After having thought a long bit about why I find LLM's useful despite the high error rate: it is because of my ability to verify a certain result is high enough (my internal verifier model) and the generator model which is the LLM is also accurate enough. This is the same concept as red and blue team.

Its the same reason I find asking opinions from many people useful - I take every answer and try to fit it into my world model and see what sticks. The point that many miss is that each individual's verifier model is actually accurate enough so that external generator models may afford to have high error rates.

I have not yet completely explored how the internal "fitting" mechanism works but to give an example: I read many anecdotes from Reddit, fully knowing that many are astroturfed, some flat out wrong. But I still have tricks to identify what can be accurate, which I probably do subconsciously.

In reality: answers don't exist in a randomly uniform space. "Truth" always has some structure and it is this structure (that we all individually understand a small part of) that helps us tune our verifier model.

It is useful to think of how LLM's would work with varying levels of accuracy. For example, generating gibberish to GPT O3 to ground truth. Gibberish is so inaccurate that even extremely high levels of accuracy of our internal verifier model may not allow it to be useful. But O3 is high enough that combined with my internal verifier model it is generally useful.

_Work order 1_. Write out the part of the passage on LLM usefulness starting with "Its the same" and going on through "high error rates.", word for word.
_Work order 2_.
Answer these questions about the passage on LLM usefulness:
(a) What concept does the writer say this idea is the same as?
(b) From which website does the writer read many anecdotes?
(c) Which model does the writer name as accurate enough to be generally useful when combined with the internal verifier model?
_Work order 3_. Summarize the passage on LLM usefulness in two sentences.
The records were taken from a source other than the passage on LLM usefulness.

_Data for analysis_.
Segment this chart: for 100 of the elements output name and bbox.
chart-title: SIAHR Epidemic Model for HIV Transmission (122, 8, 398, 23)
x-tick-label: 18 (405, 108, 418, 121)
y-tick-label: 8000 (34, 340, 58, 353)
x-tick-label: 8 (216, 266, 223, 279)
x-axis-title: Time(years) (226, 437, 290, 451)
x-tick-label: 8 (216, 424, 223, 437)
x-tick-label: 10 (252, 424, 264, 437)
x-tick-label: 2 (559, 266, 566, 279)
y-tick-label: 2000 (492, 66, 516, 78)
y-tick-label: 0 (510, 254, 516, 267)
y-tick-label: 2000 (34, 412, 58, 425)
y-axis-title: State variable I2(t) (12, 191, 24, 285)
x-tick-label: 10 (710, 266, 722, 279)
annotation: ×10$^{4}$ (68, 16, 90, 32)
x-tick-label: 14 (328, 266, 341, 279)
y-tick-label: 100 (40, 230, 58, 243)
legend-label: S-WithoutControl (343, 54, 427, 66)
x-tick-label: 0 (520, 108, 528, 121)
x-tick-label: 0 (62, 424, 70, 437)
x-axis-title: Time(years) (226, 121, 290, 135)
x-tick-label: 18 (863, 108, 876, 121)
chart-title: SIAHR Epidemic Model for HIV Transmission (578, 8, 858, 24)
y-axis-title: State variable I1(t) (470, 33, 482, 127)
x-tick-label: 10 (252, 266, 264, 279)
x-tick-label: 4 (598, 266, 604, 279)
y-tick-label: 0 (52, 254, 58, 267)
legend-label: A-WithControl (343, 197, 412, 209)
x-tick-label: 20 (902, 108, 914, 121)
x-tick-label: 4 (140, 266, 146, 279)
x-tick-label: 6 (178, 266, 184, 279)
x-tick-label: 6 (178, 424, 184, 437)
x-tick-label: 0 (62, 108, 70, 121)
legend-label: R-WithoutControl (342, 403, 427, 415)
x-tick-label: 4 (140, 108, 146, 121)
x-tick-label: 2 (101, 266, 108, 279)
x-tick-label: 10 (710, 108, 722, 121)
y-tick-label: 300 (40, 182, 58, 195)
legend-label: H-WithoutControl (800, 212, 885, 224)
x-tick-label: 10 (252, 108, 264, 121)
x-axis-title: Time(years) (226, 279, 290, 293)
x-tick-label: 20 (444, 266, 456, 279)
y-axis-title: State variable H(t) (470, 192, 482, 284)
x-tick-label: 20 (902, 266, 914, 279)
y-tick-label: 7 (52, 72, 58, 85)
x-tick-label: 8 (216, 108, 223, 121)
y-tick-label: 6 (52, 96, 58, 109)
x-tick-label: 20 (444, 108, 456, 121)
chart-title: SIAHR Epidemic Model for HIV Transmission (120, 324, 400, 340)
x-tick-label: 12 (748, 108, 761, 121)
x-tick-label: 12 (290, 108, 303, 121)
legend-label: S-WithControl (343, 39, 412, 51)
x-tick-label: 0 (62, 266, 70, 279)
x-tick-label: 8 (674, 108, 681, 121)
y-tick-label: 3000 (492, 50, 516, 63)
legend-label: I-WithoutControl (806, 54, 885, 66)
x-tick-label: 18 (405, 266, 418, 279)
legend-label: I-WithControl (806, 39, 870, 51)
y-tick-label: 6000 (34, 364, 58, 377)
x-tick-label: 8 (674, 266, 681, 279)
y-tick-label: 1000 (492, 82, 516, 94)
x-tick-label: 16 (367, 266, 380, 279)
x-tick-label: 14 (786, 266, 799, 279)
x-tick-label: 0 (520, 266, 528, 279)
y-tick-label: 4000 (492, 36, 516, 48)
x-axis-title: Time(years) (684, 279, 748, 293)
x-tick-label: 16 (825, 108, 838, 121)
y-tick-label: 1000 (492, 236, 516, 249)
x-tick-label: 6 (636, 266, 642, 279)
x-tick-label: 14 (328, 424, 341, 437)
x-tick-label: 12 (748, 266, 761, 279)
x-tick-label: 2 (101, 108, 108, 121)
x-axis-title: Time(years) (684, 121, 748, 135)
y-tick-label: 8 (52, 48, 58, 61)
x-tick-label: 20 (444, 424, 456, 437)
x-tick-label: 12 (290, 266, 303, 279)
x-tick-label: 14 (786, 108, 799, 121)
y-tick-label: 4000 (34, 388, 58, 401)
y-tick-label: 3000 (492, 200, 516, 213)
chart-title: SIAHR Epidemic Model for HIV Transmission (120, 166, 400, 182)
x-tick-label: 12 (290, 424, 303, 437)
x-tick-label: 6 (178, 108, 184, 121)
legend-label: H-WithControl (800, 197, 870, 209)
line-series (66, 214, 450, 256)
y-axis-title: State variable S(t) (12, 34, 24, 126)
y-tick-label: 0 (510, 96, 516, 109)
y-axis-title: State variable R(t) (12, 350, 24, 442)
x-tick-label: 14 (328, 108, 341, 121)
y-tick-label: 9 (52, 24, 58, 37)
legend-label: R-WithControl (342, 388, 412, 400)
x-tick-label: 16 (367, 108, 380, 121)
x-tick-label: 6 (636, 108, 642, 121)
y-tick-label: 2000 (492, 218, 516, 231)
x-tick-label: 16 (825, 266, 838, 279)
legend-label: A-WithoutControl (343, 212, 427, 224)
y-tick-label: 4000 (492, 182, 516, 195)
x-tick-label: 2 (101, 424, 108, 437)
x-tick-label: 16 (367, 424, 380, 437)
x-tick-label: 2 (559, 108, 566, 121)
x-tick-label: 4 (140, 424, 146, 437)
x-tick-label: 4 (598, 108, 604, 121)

_Task answer 1_.
Its the same reason I find asking opinions from many people useful - I take every answer and try to fit it into my world model and see what sticks. The point that many miss is that each individual's verifier model is actually accurate enough so that external generator models may afford to have high error rates.

_Task answer 2_.
(a) Red and blue team.
(b) Reddit.
(c) GPT O3.

_Task answer 3_. The writer finds LLMs useful despite their high error rate because the writer's internal verifier model is accurate enough and the LLM as generator is also accurate enough, the same reason asking many people for opinions is useful. Since truth has structure that helps tune the verifier, gibberish would be too inaccurate to be useful, but O3 is accurate enough to be generally useful when combined with the internal verifier model.